Data supplied

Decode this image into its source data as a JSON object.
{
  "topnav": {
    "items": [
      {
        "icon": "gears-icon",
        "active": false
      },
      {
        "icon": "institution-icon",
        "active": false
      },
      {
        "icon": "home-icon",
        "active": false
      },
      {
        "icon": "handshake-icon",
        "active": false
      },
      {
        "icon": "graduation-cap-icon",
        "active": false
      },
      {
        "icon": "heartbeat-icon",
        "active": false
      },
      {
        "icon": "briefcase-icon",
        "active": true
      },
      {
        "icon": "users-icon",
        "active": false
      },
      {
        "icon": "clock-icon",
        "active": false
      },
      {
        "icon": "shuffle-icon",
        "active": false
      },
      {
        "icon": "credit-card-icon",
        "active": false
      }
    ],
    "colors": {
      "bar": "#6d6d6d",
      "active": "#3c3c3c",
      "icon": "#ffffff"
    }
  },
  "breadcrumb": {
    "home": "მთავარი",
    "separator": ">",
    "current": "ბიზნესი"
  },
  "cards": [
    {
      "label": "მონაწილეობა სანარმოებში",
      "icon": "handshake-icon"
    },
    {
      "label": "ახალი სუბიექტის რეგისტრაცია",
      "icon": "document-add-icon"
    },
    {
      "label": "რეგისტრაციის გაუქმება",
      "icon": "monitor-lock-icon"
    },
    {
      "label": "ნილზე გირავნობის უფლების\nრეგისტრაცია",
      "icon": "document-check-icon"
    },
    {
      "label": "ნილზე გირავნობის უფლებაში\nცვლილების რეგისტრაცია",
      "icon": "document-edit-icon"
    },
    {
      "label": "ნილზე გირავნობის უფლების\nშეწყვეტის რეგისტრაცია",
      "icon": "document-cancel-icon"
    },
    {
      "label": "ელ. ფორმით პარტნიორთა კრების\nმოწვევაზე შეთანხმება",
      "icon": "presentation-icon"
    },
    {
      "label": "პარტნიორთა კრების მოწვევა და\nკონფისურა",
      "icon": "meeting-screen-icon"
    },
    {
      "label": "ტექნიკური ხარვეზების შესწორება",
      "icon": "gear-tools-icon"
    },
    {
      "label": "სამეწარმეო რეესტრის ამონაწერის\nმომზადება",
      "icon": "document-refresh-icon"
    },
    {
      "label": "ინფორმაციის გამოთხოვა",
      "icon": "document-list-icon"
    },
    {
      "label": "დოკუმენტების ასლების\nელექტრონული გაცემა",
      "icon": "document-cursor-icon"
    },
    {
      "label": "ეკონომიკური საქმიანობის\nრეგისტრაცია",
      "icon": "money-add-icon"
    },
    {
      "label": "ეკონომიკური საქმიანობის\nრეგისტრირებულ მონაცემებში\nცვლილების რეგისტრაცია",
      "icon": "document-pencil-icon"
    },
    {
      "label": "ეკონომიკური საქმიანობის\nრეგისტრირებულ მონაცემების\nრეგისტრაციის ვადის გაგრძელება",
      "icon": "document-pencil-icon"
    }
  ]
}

Instructions for the task
Write down every line of the data exactly as it appears above.

Result of this task
Decode this image into its source data as a JSON object.
{
  "topnav": {
    "items": [
      {
        "icon": "gears-icon",
        "active": false
      },
      {
        "icon": "institution-icon",
        "active": false
      },
      {
        "icon": "home-icon",
        "active": false
      },
      {
        "icon": "handshake-icon",
        "active": false
      },
      {
        "icon": "graduation-cap-icon",
        "active": false
      },
      {
        "icon": "heartbeat-icon",
        "active": false
      },
      {
        "icon": "briefcase-icon",
        "active": true
      },
      {
        "icon": "users-icon",
        "active": false
      },
      {
        "icon": "clock-icon",
        "active": false
      },
      {
        "icon": "shuffle-icon",
        "active": false
      },
      {
        "icon": "credit-card-icon",
        "active": false
      }
    ],
    "colors": {
      "bar": "#6d6d6d",
      "active": "#3c3c3c",
      "icon": "#ffffff"
    }
  },
  "breadcrumb": {
    "home": "მთავარი",
    "separator": ">",
    "current": "ბიზნესი"
  },
  "cards": [
    {
      "label": "მონაწილეობა სანარმოებში",
      "icon": "handshake-icon"
    },
    {
      "label": "ახალი სუბიექტის რეგისტრაცია",
      "icon": "document-add-icon"
    },
    {
      "label": "რეგისტრაციის გაუქმება",
      "icon": "monitor-lock-icon"
    },
    {
      "label": "ნილზე გირავნობის უფლების\nრეგისტრაცია",
      "icon": "document-check-icon"
    },
    {
      "label": "ნილზე გირავნობის უფლებაში\nცვლილების რეგისტრაცია",
      "icon": "document-edit-icon"
    },
    {
      "label": "ნილზე გირავნობის უფლების\nშეწყვეტის რეგისტრაცია",
      "icon": "document-cancel-icon"
    },
    {
      "label": "ელ. ფორმით პარტნიორთა კრების\nმოწვევაზე შეთანხმება",
      "icon": "presentation-icon"
    },
    {
      "label": "პარტნიორთა კრების მოწვევა და\nკონფისურა",
      "icon": "meeting-screen-icon"
    },
    {
      "label": "ტექნიკური ხარვეზების შესწორება",
      "icon": "gear-tools-icon"
    },
    {
      "label": "სამეწარმეო რეესტრის ამონაწერის\nმომზადება",
      "icon": "document-refresh-icon"
    },
    {
      "label": "ინფორმაციის გამოთხოვა",
      "icon": "document-list-icon"
    },
    {
      "label": "დოკუმენტების ასლების\nელექტრონული გაცემა",
      "icon": "document-cursor-icon"
    },
    {
      "label": "ეკონომიკური საქმიანობის\nრეგისტრაცია",
      "icon": "money-add-icon"
    },
    {
      "label": "ეკონომიკური საქმიანობის\nრეგისტრირებულ მონაცემებში\nცვლილების რეგისტრაცია",
      "icon": "document-pencil-icon"
    },
    {
      "label": "ეკონომიკური საქმიანობის\nრეგისტრირებულ მონაცემების\nრეგისტრაციის ვადის გაგრძელება",
      "icon": "document-pencil-icon"
    }
  ]
}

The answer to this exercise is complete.